SHORT EXERCISE: Can the data below be set down again exactly, line for line?

(Data records)
----------------

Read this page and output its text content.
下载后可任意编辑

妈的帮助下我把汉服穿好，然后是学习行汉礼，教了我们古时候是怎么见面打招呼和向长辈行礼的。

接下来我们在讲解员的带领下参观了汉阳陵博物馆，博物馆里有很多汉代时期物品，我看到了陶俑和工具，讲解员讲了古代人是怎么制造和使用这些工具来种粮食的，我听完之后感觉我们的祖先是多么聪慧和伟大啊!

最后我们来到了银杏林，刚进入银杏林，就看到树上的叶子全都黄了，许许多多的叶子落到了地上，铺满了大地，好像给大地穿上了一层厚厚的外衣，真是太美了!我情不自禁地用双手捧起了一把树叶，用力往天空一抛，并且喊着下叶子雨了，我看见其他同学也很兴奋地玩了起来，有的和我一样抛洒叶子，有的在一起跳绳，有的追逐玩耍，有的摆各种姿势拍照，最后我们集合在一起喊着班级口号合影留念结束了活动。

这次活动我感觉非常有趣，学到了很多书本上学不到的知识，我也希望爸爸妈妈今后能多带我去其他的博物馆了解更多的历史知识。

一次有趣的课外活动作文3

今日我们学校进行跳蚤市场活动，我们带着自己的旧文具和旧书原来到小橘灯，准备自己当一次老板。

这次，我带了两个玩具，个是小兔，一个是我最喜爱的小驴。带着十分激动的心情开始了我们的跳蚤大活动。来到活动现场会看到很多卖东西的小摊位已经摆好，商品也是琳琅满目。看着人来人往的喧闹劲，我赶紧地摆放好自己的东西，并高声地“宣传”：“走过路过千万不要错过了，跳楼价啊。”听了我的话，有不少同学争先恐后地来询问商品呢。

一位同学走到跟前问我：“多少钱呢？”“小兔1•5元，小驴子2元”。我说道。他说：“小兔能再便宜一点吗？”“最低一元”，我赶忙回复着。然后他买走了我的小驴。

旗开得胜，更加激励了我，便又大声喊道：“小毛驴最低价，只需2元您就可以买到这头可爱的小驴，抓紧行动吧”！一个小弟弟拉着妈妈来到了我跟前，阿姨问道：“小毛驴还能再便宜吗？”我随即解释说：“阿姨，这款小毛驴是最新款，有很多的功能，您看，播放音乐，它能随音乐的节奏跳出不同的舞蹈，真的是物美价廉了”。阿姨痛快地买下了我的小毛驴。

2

----------------

OUTPUT OF THE TASK:
Read this page and output its text content.
下载后可任意编辑

妈的帮助下我把汉服穿好，然后是学习行汉礼，教了我们古时候是怎么见面打招呼和向长辈行礼的。

接下来我们在讲解员的带领下参观了汉阳陵博物馆，博物馆里有很多汉代时期物品，我看到了陶俑和工具，讲解员讲了古代人是怎么制造和使用这些工具来种粮食的，我听完之后感觉我们的祖先是多么聪慧和伟大啊!

最后我们来到了银杏林，刚进入银杏林，就看到树上的叶子全都黄了，许许多多的叶子落到了地上，铺满了大地，好像给大地穿上了一层厚厚的外衣，真是太美了!我情不自禁地用双手捧起了一把树叶，用力往天空一抛，并且喊着下叶子雨了，我看见其他同学也很兴奋地玩了起来，有的和我一样抛洒叶子，有的在一起跳绳，有的追逐玩耍，有的摆各种姿势拍照，最后我们集合在一起喊着班级口号合影留念结束了活动。

这次活动我感觉非常有趣，学到了很多书本上学不到的知识，我也希望爸爸妈妈今后能多带我去其他的博物馆了解更多的历史知识。

一次有趣的课外活动作文3

今日我们学校进行跳蚤市场活动，我们带着自己的旧文具和旧书原来到小橘灯，准备自己当一次老板。

这次，我带了两个玩具，个是小兔，一个是我最喜爱的小驴。带着十分激动的心情开始了我们的跳蚤大活动。来到活动现场会看到很多卖东西的小摊位已经摆好，商品也是琳琅满目。看着人来人往的喧闹劲，我赶紧地摆放好自己的东西，并高声地“宣传”：“走过路过千万不要错过了，跳楼价啊。”听了我的话，有不少同学争先恐后地来询问商品呢。

一位同学走到跟前问我：“多少钱呢？”“小兔1•5元，小驴子2元”。我说道。他说：“小兔能再便宜一点吗？”“最低一元”，我赶忙回复着。然后他买走了我的小驴。

旗开得胜，更加激励了我，便又大声喊道：“小毛驴最低价，只需2元您就可以买到这头可爱的小驴，抓紧行动吧”！一个小弟弟拉着妈妈来到了我跟前，阿姨问道：“小毛驴还能再便宜吗？”我随即解释说：“阿姨，这款小毛驴是最新款，有很多的功能，您看，播放音乐，它能随音乐的节奏跳出不同的舞蹈，真的是物美价廉了”。阿姨痛快地买下了我的小毛驴。

2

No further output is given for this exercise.